### Task 1:
Update the records from the start up to and including the line with "bonus-card-destroyer: +5% 飞行速度": give those lines again with "skill-level-indicator" replaced by "skill-level-badge", all else unchanged.

### Reading text:
Shuns and Globals are both highly idiosyncratic in many ways. That doesn't mean they're bad or invalid choices, just not for everyone. I don't think Chris meant to invalidate the choice entirely. Rather, I think his position is that despite the fact that those are the most available Japanese knives there are better choices for most people. That's my thought anyway. Of course, Chris may speak for himself.

Among other things to dislike, the Kershaw and Onion designed Shun chef's knives have a very unusual profile as Japanese chef's knives go. The topline is straight almost to the point, with very little drop at all -- which means an exteremely high point. In turn, that means a lot of angle to get the point down to the board; and point on the board is important for a lot of things, scoring for example, or chopping onions. 

Also, Shun chef's knives are designed with a lot of arc (from heel to point) on the edge -- reminiscent of German (as opposed to French/Japanese) chef's knife shapes. The curve helps with some kinds of cutting, hurts others. Without getting too deeply into technique, let's say that generally a more curved knife is less conducive to developing skills and less helpful in skilled hands than a straighter, more triangular shape. But not for everyone and not always.

There's also the "feel" imparted by the cladding (extremely subtle, very few people will notice) when chopping, the poor construction of the cladding (the "damascus" pattern -- which is actually suminagashi -- quickly and inevitably fades to inivisibility), and the fact that superior knives are available for similar prices.

### The data:
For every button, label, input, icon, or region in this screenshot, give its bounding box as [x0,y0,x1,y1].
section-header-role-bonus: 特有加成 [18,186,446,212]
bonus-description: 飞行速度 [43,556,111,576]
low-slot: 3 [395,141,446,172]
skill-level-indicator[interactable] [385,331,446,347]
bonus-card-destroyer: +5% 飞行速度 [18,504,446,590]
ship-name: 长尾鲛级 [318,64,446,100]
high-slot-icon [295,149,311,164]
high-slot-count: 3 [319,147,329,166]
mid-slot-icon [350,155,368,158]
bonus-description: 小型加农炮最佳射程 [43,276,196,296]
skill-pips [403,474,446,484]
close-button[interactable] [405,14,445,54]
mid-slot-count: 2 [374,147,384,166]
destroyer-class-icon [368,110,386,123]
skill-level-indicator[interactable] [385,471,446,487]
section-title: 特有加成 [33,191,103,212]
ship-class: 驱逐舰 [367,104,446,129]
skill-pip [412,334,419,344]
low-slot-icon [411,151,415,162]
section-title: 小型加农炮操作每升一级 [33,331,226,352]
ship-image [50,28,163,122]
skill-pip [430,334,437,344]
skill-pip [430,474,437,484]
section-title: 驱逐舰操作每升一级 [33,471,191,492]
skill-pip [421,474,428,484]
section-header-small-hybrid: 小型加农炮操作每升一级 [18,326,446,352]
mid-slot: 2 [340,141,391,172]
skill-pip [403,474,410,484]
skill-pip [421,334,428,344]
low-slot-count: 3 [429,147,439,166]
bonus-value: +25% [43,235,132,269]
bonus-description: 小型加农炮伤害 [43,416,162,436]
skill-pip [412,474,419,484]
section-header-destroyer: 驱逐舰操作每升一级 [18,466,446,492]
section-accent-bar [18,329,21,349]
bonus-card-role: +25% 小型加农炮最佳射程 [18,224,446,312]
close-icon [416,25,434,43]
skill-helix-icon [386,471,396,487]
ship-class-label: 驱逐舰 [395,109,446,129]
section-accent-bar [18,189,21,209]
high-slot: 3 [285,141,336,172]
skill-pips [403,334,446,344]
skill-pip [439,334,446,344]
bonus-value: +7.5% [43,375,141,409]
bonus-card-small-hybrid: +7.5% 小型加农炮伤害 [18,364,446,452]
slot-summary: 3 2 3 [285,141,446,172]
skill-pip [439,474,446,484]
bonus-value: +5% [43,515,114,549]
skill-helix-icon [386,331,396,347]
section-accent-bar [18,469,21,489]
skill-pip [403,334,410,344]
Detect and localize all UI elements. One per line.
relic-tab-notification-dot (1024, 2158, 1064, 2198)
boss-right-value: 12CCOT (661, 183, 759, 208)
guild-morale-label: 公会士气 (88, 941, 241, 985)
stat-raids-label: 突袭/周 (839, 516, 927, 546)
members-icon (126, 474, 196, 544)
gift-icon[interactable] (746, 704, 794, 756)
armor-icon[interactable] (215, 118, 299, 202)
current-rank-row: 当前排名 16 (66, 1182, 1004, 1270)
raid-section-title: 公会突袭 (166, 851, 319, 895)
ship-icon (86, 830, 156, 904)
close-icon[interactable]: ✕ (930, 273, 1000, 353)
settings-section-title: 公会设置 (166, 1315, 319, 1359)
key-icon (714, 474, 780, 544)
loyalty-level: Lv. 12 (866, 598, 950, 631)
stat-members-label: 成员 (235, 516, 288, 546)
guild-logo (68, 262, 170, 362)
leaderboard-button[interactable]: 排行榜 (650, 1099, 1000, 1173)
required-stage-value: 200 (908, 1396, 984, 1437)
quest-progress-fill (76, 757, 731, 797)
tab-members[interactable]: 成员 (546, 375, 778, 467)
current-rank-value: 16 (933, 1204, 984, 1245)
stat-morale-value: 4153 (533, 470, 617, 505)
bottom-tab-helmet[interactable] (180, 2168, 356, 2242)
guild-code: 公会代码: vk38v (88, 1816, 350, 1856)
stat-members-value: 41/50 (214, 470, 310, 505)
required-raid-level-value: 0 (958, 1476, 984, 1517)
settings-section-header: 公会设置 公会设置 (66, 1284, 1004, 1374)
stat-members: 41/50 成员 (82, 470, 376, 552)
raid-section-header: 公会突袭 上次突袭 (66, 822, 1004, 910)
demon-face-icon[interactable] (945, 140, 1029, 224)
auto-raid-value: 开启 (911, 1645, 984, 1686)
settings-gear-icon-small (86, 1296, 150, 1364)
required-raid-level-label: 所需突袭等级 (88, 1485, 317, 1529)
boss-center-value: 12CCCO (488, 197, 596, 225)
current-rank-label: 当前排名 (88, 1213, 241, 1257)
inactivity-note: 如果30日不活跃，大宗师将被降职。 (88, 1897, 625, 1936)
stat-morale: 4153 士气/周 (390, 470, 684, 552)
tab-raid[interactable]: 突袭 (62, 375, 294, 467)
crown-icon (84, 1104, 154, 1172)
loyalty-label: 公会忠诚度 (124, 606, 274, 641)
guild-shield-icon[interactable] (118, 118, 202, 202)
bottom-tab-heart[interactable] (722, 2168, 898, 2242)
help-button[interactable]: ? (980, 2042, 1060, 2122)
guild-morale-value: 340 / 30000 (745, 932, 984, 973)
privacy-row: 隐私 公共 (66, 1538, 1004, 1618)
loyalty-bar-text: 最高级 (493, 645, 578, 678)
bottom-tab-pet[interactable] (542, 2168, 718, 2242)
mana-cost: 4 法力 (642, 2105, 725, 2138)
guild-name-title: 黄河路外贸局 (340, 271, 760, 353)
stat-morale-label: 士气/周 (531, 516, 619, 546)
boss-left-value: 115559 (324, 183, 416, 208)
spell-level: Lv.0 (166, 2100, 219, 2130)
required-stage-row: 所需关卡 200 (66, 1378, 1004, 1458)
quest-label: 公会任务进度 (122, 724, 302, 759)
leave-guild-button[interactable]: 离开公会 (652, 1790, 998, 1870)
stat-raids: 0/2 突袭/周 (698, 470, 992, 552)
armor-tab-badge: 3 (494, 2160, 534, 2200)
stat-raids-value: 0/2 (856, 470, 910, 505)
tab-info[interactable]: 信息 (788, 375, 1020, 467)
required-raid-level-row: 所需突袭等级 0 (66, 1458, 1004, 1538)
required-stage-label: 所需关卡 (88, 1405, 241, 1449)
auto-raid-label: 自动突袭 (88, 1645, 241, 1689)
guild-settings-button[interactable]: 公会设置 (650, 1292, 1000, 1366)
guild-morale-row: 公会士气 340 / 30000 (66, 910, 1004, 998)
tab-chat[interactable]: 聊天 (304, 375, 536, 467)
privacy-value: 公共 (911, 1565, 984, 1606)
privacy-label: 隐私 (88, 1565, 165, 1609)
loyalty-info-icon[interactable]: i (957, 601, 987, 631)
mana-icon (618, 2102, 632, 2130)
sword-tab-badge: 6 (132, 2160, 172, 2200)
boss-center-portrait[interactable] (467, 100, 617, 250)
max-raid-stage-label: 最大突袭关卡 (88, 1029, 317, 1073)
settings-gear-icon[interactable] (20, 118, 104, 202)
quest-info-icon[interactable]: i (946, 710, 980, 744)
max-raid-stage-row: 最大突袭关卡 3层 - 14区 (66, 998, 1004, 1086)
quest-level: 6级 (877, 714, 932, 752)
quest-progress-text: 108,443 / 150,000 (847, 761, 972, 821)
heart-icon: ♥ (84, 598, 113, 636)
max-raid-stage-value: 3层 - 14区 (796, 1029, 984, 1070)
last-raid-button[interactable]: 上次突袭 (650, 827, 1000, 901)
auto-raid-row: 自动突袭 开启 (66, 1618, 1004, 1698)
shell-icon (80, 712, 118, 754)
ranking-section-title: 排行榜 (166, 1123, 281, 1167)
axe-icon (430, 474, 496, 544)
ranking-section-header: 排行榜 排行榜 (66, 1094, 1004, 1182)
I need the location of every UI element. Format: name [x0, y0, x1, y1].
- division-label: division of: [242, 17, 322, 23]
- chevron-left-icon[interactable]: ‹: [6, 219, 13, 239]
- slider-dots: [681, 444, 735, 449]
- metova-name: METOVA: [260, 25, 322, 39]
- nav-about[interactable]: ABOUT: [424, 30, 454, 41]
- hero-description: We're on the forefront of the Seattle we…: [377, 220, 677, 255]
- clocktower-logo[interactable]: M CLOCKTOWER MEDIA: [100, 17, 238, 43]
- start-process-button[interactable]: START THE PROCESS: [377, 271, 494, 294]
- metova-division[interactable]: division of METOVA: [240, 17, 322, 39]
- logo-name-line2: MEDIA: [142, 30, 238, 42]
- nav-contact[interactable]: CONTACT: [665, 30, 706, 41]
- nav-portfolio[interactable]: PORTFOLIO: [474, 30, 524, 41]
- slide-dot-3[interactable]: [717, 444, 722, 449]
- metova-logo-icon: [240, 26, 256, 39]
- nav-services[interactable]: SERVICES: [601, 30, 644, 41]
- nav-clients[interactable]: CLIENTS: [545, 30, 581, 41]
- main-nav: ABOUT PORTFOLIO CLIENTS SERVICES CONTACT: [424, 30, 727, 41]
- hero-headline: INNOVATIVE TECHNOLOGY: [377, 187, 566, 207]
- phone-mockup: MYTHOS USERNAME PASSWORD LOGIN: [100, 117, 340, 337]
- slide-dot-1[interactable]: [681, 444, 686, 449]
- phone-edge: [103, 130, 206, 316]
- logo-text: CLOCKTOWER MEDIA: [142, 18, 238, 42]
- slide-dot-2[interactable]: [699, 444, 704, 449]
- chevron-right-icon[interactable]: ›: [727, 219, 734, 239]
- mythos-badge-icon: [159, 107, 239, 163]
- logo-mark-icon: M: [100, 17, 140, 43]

### Task 2:
Answer these from the knife discussion:
(a) Which knives are named alongside Shuns as highly idiosyncratic?
(b) What does a straight topline with very little drop produce?
(c) What is the "damascus" pattern on the cladding actually called?

### Finished answer 1:
For every button, label, input, icon, or region in this screenshot, give its bounding box as [x0,y0,x1,y1].
section-header-role-bonus: 特有加成 [18,186,446,212]
bonus-description: 飞行速度 [43,556,111,576]
low-slot: 3 [395,141,446,172]
skill-level-badge[interactable] [385,331,446,347]
bonus-card-destroyer: +5% 飞行速度 [18,504,446,590]

### Finished answer 2:
(a) Globals
(b) An extremely high point
(c) Suminagashi